What is needed:
List each line of the data that holds the word "structured".

━━ Provided records ━━

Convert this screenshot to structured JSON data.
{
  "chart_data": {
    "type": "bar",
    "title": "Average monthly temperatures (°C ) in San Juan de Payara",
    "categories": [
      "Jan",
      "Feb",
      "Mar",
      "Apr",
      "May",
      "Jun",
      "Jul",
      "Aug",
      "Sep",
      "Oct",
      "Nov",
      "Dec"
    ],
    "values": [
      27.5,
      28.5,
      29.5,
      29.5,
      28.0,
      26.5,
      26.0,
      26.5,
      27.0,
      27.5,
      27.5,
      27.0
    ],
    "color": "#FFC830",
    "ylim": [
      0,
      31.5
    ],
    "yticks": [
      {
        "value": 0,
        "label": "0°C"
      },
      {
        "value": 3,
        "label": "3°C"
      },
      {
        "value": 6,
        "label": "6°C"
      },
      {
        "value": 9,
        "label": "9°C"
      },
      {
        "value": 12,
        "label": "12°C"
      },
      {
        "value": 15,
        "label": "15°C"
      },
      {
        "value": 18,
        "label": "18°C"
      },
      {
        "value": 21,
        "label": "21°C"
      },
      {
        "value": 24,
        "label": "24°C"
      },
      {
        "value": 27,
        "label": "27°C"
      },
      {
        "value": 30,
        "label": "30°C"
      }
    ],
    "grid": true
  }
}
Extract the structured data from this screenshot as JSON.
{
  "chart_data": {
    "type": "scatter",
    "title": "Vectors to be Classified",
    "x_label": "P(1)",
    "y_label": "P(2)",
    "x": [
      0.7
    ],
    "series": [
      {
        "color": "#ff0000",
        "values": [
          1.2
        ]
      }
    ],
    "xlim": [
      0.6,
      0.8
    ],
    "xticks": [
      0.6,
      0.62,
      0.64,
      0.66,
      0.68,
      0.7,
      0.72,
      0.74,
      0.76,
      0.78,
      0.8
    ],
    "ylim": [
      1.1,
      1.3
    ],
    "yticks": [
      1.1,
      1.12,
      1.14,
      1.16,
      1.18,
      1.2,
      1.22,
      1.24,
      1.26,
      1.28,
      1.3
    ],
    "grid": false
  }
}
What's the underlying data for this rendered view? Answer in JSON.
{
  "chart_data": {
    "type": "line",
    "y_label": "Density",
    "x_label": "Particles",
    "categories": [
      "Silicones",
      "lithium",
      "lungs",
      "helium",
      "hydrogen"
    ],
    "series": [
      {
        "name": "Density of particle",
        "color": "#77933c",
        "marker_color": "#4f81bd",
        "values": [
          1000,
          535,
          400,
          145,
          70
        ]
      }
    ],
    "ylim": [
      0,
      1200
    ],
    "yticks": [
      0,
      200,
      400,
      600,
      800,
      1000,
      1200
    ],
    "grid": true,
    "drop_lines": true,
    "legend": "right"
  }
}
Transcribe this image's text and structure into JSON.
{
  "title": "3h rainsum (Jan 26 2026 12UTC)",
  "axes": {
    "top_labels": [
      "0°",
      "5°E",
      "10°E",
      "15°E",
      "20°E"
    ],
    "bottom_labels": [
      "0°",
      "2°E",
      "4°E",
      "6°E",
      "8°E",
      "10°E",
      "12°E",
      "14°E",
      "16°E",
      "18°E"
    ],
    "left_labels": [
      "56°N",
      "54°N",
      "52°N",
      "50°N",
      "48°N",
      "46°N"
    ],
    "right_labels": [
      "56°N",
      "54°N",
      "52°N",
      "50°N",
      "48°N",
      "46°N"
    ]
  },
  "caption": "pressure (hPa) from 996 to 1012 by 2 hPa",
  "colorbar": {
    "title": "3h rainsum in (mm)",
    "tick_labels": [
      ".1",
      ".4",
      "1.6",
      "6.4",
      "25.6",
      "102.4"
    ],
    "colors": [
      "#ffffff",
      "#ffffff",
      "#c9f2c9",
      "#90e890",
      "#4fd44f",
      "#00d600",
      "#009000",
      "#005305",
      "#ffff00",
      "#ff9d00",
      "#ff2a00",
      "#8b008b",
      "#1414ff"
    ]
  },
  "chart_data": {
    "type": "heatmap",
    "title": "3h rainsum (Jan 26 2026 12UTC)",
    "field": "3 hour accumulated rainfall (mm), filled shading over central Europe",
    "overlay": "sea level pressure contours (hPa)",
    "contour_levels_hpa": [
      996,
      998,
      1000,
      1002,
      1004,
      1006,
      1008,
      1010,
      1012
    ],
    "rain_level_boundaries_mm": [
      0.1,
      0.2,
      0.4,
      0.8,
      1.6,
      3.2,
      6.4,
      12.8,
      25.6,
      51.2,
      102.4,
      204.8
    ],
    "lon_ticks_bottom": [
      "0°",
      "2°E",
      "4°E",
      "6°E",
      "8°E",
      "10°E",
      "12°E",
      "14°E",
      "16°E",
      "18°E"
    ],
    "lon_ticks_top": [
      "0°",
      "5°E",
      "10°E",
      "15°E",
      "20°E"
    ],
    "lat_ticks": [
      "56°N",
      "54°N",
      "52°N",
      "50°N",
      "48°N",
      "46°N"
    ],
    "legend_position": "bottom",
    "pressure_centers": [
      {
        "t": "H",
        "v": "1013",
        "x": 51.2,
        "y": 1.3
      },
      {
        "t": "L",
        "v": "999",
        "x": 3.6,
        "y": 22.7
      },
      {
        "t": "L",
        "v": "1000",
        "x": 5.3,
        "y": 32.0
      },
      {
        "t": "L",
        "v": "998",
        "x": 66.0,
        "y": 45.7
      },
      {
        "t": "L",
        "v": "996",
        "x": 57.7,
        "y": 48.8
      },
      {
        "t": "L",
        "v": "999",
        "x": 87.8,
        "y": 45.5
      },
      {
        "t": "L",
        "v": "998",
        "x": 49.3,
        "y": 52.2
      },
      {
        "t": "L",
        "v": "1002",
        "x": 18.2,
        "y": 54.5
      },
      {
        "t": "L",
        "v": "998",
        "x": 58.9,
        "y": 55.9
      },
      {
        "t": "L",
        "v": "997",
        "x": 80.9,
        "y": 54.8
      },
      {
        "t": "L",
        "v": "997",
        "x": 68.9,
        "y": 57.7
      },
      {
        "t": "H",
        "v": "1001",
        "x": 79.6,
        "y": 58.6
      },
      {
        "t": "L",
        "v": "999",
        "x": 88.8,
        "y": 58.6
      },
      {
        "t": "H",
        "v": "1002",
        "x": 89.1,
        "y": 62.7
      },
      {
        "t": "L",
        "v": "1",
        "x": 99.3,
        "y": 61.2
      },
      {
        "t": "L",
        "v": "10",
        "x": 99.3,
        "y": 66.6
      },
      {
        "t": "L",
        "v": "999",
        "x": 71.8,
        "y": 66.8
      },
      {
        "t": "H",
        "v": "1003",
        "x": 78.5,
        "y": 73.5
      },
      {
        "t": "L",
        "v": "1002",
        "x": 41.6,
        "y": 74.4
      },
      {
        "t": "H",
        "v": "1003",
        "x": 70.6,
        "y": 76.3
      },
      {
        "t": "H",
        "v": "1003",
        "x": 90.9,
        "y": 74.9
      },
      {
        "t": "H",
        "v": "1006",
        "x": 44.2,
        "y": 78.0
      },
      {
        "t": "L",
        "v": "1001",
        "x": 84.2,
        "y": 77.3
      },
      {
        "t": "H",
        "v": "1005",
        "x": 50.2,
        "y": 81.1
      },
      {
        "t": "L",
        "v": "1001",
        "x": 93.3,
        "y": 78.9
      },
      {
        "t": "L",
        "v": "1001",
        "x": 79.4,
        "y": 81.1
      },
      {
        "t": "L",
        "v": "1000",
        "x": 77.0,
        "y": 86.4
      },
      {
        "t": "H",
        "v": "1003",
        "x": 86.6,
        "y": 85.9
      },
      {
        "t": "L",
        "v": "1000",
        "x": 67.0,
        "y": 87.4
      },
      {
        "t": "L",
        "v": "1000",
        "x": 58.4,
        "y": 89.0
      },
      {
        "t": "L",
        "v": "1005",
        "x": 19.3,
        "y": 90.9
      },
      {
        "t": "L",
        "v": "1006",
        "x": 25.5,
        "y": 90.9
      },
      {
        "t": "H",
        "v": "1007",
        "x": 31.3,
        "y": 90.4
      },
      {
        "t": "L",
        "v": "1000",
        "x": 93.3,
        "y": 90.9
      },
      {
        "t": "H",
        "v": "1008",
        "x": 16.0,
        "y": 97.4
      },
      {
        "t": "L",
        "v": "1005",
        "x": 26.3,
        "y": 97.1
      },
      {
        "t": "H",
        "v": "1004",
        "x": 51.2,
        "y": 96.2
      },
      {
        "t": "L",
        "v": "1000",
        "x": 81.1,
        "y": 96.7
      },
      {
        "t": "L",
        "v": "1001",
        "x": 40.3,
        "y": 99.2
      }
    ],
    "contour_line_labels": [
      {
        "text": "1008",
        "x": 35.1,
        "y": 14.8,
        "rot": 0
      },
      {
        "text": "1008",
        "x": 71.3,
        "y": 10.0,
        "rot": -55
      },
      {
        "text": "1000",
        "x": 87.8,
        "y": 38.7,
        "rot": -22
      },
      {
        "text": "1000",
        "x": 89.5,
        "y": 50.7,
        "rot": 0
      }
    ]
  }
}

━━━

Result for this exercise:
Convert this screenshot to structured JSON data.
Extract the structured data from this screenshot as JSON.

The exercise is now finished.